Given records »
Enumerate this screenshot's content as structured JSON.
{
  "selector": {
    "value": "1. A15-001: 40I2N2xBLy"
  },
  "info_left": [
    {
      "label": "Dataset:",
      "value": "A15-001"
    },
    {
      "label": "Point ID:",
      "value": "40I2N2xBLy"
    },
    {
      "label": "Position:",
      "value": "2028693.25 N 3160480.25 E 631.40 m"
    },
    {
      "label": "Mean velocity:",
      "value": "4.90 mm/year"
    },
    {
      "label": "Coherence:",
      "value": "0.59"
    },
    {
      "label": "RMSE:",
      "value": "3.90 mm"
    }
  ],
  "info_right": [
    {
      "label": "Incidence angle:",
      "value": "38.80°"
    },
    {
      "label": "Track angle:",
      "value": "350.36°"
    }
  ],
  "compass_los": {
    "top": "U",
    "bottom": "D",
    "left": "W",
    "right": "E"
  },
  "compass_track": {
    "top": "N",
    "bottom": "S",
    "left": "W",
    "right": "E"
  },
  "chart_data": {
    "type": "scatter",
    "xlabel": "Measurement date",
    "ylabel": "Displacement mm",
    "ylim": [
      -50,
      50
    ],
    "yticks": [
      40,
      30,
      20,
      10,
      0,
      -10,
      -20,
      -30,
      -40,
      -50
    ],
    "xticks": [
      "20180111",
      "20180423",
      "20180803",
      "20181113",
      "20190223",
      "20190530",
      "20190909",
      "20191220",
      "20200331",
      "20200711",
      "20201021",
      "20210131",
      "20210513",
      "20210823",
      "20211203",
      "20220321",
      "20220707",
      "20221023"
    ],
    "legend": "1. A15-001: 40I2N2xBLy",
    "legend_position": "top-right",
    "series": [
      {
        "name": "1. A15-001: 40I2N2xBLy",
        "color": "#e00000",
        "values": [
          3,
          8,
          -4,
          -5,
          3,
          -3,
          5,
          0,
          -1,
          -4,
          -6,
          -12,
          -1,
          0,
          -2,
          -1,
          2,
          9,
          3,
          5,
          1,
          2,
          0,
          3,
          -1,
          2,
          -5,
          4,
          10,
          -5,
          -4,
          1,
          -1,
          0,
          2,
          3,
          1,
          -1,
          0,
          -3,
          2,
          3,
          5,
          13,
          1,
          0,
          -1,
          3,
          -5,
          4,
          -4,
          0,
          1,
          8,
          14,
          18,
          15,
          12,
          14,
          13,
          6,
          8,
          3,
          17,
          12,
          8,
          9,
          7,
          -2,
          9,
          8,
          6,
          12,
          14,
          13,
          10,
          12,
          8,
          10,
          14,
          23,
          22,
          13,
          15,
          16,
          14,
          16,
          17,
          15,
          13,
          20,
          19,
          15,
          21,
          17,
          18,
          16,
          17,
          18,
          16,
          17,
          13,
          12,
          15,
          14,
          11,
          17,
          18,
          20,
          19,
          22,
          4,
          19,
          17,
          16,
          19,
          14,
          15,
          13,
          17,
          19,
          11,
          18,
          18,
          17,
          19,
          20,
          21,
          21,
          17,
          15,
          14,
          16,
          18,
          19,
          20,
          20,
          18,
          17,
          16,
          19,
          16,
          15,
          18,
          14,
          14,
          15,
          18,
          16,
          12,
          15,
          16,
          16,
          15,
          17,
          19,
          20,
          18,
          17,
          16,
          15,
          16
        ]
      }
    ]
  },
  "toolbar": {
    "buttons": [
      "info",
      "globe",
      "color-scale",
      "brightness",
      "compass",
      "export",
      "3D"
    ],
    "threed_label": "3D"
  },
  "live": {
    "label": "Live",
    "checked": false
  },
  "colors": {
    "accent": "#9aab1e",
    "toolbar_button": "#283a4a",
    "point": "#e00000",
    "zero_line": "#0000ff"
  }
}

Given task »
Repeat the data precisely, reproducing every entry.

Task output »
Enumerate this screenshot's content as structured JSON.
{
  "selector": {
    "value": "1. A15-001: 40I2N2xBLy"
  },
  "info_left": [
    {
      "label": "Dataset:",
      "value": "A15-001"
    },
    {
      "label": "Point ID:",
      "value": "40I2N2xBLy"
    },
    {
      "label": "Position:",
      "value": "2028693.25 N 3160480.25 E 631.40 m"
    },
    {
      "label": "Mean velocity:",
      "value": "4.90 mm/year"
    },
    {
      "label": "Coherence:",
      "value": "0.59"
    },
    {
      "label": "RMSE:",
      "value": "3.90 mm"
    }
  ],
  "info_right": [
    {
      "label": "Incidence angle:",
      "value": "38.80°"
    },
    {
      "label": "Track angle:",
      "value": "350.36°"
    }
  ],
  "compass_los": {
    "top": "U",
    "bottom": "D",
    "left": "W",
    "right": "E"
  },
  "compass_track": {
    "top": "N",
    "bottom": "S",
    "left": "W",
    "right": "E"
  },
  "chart_data": {
    "type": "scatter",
    "xlabel": "Measurement date",
    "ylabel": "Displacement mm",
    "ylim": [
      -50,
      50
    ],
    "yticks": [
      40,
      30,
      20,
      10,
      0,
      -10,
      -20,
      -30,
      -40,
      -50
    ],
    "xticks": [
      "20180111",
      "20180423",
      "20180803",
      "20181113",
      "20190223",
      "20190530",
      "20190909",
      "20191220",
      "20200331",
      "20200711",
      "20201021",
      "20210131",
      "20210513",
      "20210823",
      "20211203",
      "20220321",
      "20220707",
      "20221023"
    ],
    "legend": "1. A15-001: 40I2N2xBLy",
    "legend_position": "top-right",
    "series": [
      {
        "name": "1. A15-001: 40I2N2xBLy",
        "color": "#e00000",
        "values": [
          3,
          8,
          -4,
          -5,
          3,
          -3,
          5,
          0,
          -1,
          -4,
          -6,
          -12,
          -1,
          0,
          -2,
          -1,
          2,
          9,
          3,
          5,
          1,
          2,
          0,
          3,
          -1,
          2,
          -5,
          4,
          10,
          -5,
          -4,
          1,
          -1,
          0,
          2,
          3,
          1,
          -1,
          0,
          -3,
          2,
          3,
          5,
          13,
          1,
          0,
          -1,
          3,
          -5,
          4,
          -4,
          0,
          1,
          8,
          14,
          18,
          15,
          12,
          14,
          13,
          6,
          8,
          3,
          17,
          12,
          8,
          9,
          7,
          -2,
          9,
          8,
          6,
          12,
          14,
          13,
          10,
          12,
          8,
          10,
          14,
          23,
          22,
          13,
          15,
          16,
          14,
          16,
          17,
          15,
          13,
          20,
          19,
          15,
          21,
          17,
          18,
          16,
          17,
          18,
          16,
          17,
          13,
          12,
          15,
          14,
          11,
          17,
          18,
          20,
          19,
          22,
          4,
          19,
          17,
          16,
          19,
          14,
          15,
          13,
          17,
          19,
          11,
          18,
          18,
          17,
          19,
          20,
          21,
          21,
          17,
          15,
          14,
          16,
          18,
          19,
          20,
          20,
          18,
          17,
          16,
          19,
          16,
          15,
          18,
          14,
          14,
          15,
          18,
          16,
          12,
          15,
          16,
          16,
          15,
          17,
          19,
          20,
          18,
          17,
          16,
          15,
          16
        ]
      }
    ]
  },
  "toolbar": {
    "buttons": [
      "info",
      "globe",
      "color-scale",
      "brightness",
      "compass",
      "export",
      "3D"
    ],
    "threed_label": "3D"
  },
  "live": {
    "label": "Live",
    "checked": false
  },
  "colors": {
    "accent": "#9aab1e",
    "toolbar_button": "#283a4a",
    "point": "#e00000",
    "zero_line": "#0000ff"
  }
}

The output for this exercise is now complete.